● Rows
# # #
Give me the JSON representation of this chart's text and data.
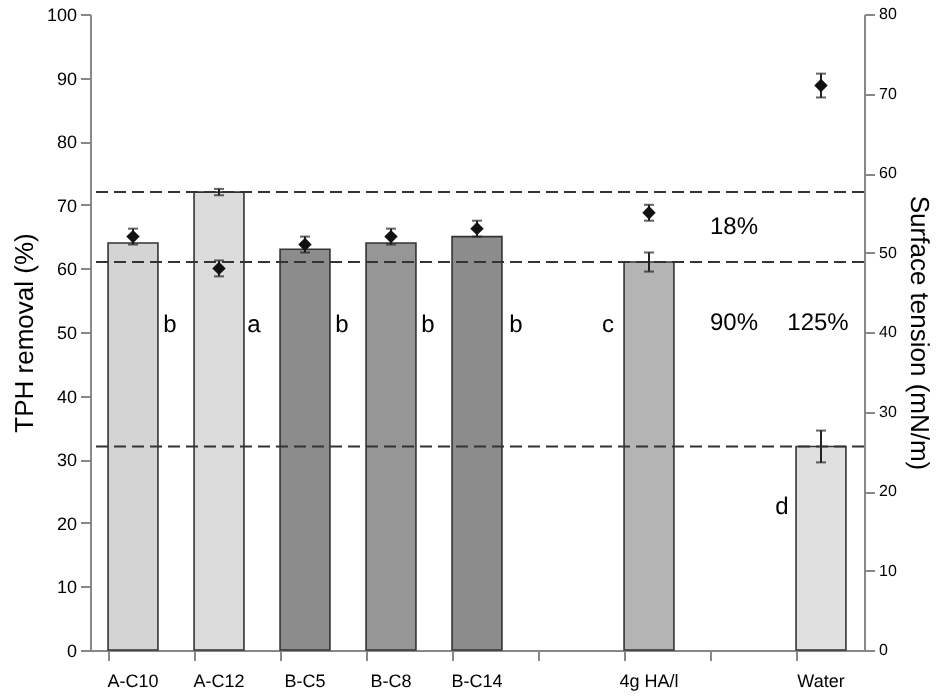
{
  "chart_data": {
    "type": "bar",
    "categories": [
      "A-C10",
      "A-C12",
      "B-C5",
      "B-C8",
      "B-C14",
      null,
      "4g HA/l",
      null,
      "Water"
    ],
    "series": [
      {
        "values": [
          64,
          72,
          63,
          64,
          65,
          null,
          61,
          null,
          32
        ],
        "colors": [
          "#d4d4d4",
          "#dcdcdc",
          "#8c8c8c",
          "#969696",
          "#8c8c8c",
          null,
          "#b4b4b4",
          null,
          "#e0e0e0"
        ],
        "errors": [
          null,
          0.5,
          null,
          null,
          null,
          null,
          1.5,
          null,
          2.5
        ]
      },
      {
        "type": "scatter",
        "axis": "y2",
        "color": "#111111",
        "values": [
          52,
          48,
          51,
          52,
          53,
          null,
          55,
          null,
          71
        ],
        "errors": [
          1,
          1,
          1,
          1,
          1,
          null,
          1,
          null,
          1.5
        ]
      }
    ],
    "xlabel": null,
    "ylabel": "TPH removal (%)",
    "y2label": "Surface tension (mN/m)",
    "ylim": [
      0,
      100
    ],
    "yticks": [
      0,
      10,
      20,
      30,
      40,
      50,
      60,
      70,
      80,
      90,
      100
    ],
    "y2lim": [
      0,
      80
    ],
    "y2ticks": [
      0,
      10,
      20,
      30,
      40,
      50,
      60,
      70,
      80
    ],
    "marker": "diamond",
    "ref_lines": [
      {
        "axis": "y",
        "value": 72,
        "line_style": "dashed",
        "color": "#333333"
      },
      {
        "axis": "y",
        "value": 61,
        "line_style": "dashed",
        "color": "#333333"
      },
      {
        "axis": "y",
        "value": 32,
        "line_style": "dashed",
        "color": "#333333"
      }
    ],
    "annotations": [
      "b",
      "a",
      "b",
      "b",
      "b",
      "c",
      "d",
      "18%",
      "90%",
      "125%"
    ],
    "grid": false
  }
}
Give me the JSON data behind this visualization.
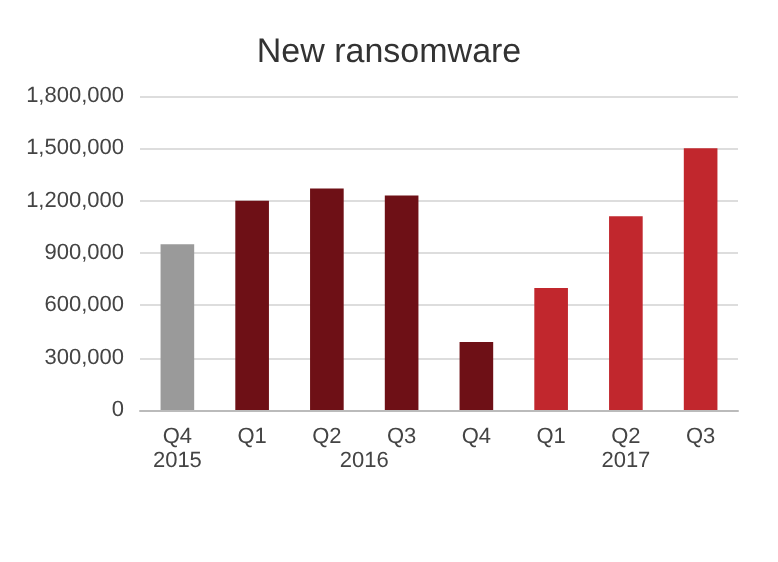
{
  "chart_data": {
    "type": "bar",
    "title": "New ransomware",
    "categories": [
      "Q4",
      "Q1",
      "Q2",
      "Q3",
      "Q4",
      "Q1",
      "Q2",
      "Q3"
    ],
    "values": [
      950000,
      1200000,
      1270000,
      1230000,
      390000,
      700000,
      1110000,
      1500000
    ],
    "colors": [
      "#9a9a9a",
      "#6e1016",
      "#6e1016",
      "#6e1016",
      "#6e1016",
      "#c1272d",
      "#c1272d",
      "#c1272d"
    ],
    "ylim": [
      0,
      1800000
    ],
    "yticks": [
      0,
      {
        "value": 300000,
        "label": "300,000"
      },
      {
        "value": 600000,
        "label": "600,000"
      },
      {
        "value": 900000,
        "label": "900,000"
      },
      {
        "value": 1200000,
        "label": "1,200,000"
      },
      {
        "value": 1500000,
        "label": "1,500,000"
      },
      {
        "value": 1800000,
        "label": "1,800,000"
      }
    ],
    "grid": "y",
    "annotations": [
      "2015",
      "2016",
      "2017"
    ]
  }
}
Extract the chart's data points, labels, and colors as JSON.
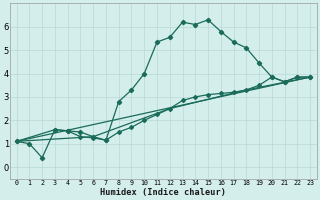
{
  "xlabel": "Humidex (Indice chaleur)",
  "background_color": "#d4eeec",
  "grid_color": "#b8d8d5",
  "line_color": "#1a6b5a",
  "xlim": [
    -0.5,
    23.5
  ],
  "ylim": [
    -0.5,
    7.0
  ],
  "xticks": [
    0,
    1,
    2,
    3,
    4,
    5,
    6,
    7,
    8,
    9,
    10,
    11,
    12,
    13,
    14,
    15,
    16,
    17,
    18,
    19,
    20,
    21,
    22,
    23
  ],
  "yticks": [
    0,
    1,
    2,
    3,
    4,
    5,
    6
  ],
  "series1": [
    [
      0,
      1.1
    ],
    [
      1,
      1.0
    ],
    [
      2,
      0.4
    ],
    [
      3,
      1.6
    ],
    [
      4,
      1.55
    ],
    [
      5,
      1.5
    ],
    [
      6,
      1.3
    ],
    [
      7,
      1.15
    ],
    [
      8,
      2.8
    ],
    [
      9,
      3.3
    ],
    [
      10,
      4.0
    ],
    [
      11,
      5.35
    ],
    [
      12,
      5.55
    ],
    [
      13,
      6.2
    ],
    [
      14,
      6.1
    ],
    [
      15,
      6.3
    ],
    [
      16,
      5.8
    ],
    [
      17,
      5.35
    ],
    [
      18,
      5.1
    ],
    [
      19,
      4.45
    ],
    [
      20,
      3.85
    ],
    [
      21,
      3.65
    ],
    [
      22,
      3.85
    ],
    [
      23,
      3.85
    ]
  ],
  "series2": [
    [
      0,
      1.1
    ],
    [
      23,
      3.85
    ]
  ],
  "series3": [
    [
      0,
      1.1
    ],
    [
      3,
      1.6
    ],
    [
      4,
      1.55
    ],
    [
      5,
      1.3
    ],
    [
      6,
      1.25
    ],
    [
      7,
      1.15
    ],
    [
      8,
      1.5
    ],
    [
      9,
      1.7
    ],
    [
      10,
      2.0
    ],
    [
      11,
      2.25
    ],
    [
      12,
      2.5
    ],
    [
      13,
      2.85
    ],
    [
      14,
      3.0
    ],
    [
      15,
      3.1
    ],
    [
      16,
      3.15
    ],
    [
      17,
      3.2
    ],
    [
      18,
      3.3
    ],
    [
      19,
      3.5
    ],
    [
      20,
      3.85
    ],
    [
      21,
      3.65
    ],
    [
      22,
      3.85
    ],
    [
      23,
      3.85
    ]
  ],
  "series4": [
    [
      0,
      1.1
    ],
    [
      6,
      1.3
    ],
    [
      12,
      2.5
    ],
    [
      18,
      3.3
    ],
    [
      23,
      3.85
    ]
  ]
}
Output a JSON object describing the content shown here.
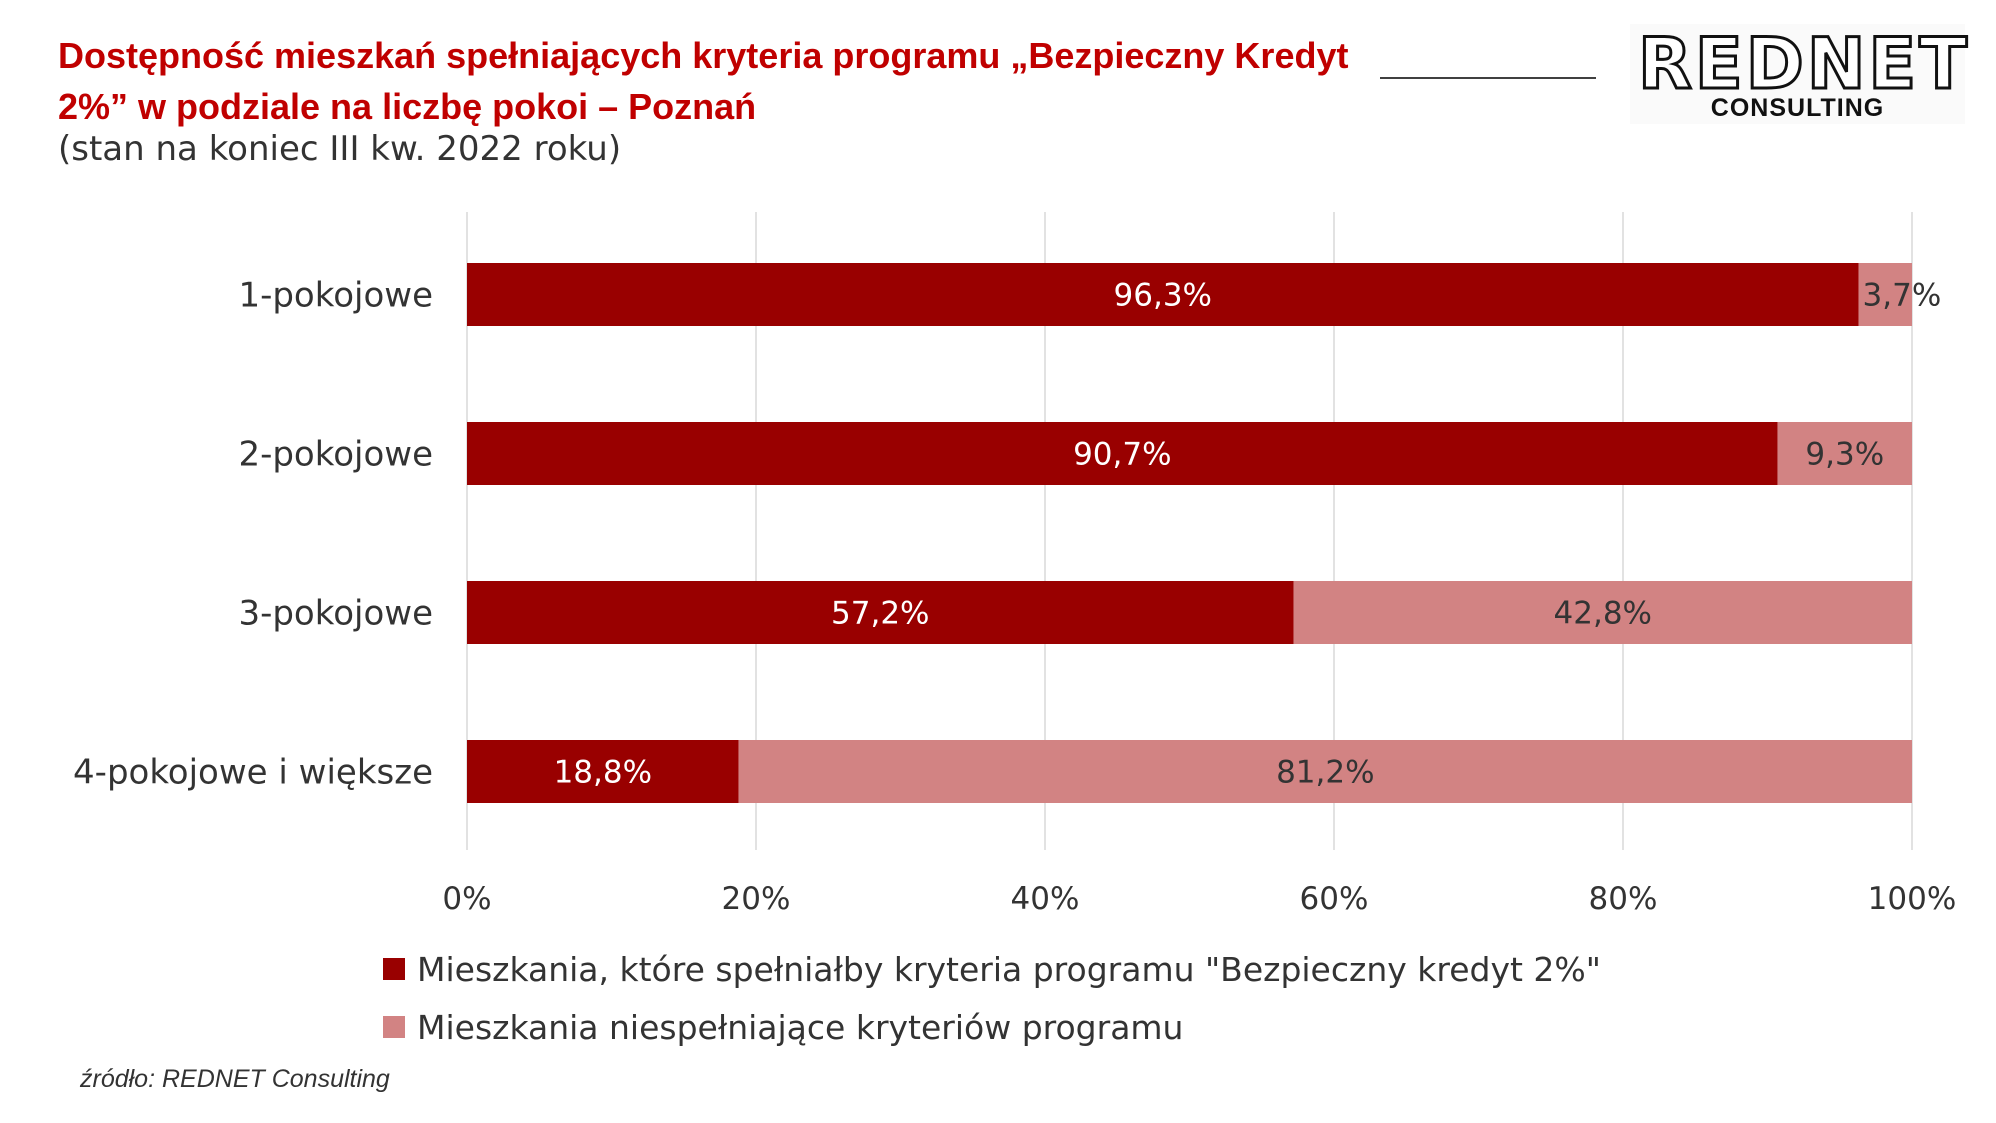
{
  "title": "Dostępność mieszkań spełniających kryteria programu „Bezpieczny Kredyt 2%” w podziale na liczbę pokoi – Poznań",
  "subtitle": "(stan na koniec III kw. 2022 roku)",
  "logo": {
    "word": "REDNET",
    "sub": "CONSULTING"
  },
  "source": "źródło: REDNET Consulting",
  "colors": {
    "accent": "#c00000",
    "series_meets": "#990000",
    "series_not": "#d28383"
  },
  "chart_data": {
    "type": "bar",
    "orientation": "horizontal",
    "stacked": true,
    "categories": [
      "1-pokojowe",
      "2-pokojowe",
      "3-pokojowe",
      "4-pokojowe i większe"
    ],
    "series": [
      {
        "name": "Mieszkania, które spełniałby kryteria programu \"Bezpieczny kredyt 2%\"",
        "values": [
          96.3,
          90.7,
          57.2,
          18.8
        ],
        "labels": [
          "96,3%",
          "90,7%",
          "57,2%",
          "18,8%"
        ]
      },
      {
        "name": "Mieszkania niespełniające kryteriów programu",
        "values": [
          3.7,
          9.3,
          42.8,
          81.2
        ],
        "labels": [
          "3,7%",
          "9,3%",
          "42,8%",
          "81,2%"
        ]
      }
    ],
    "xlim": [
      0,
      100
    ],
    "xticks": [
      "0%",
      "20%",
      "40%",
      "60%",
      "80%",
      "100%"
    ],
    "grid": true,
    "legend": "bottom"
  }
}
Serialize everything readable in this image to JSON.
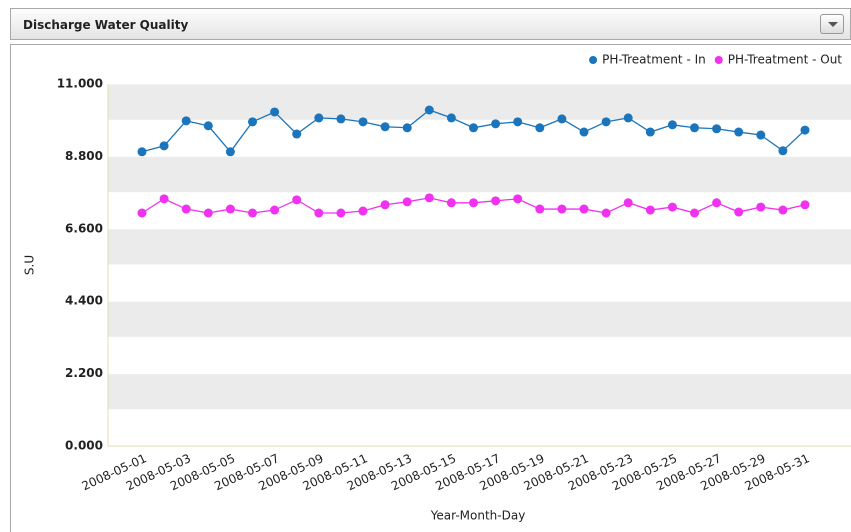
# # #
● Prompt
Say how many lines in the listing above include "Mieszkania". Give nothing but the number.

● Output below
2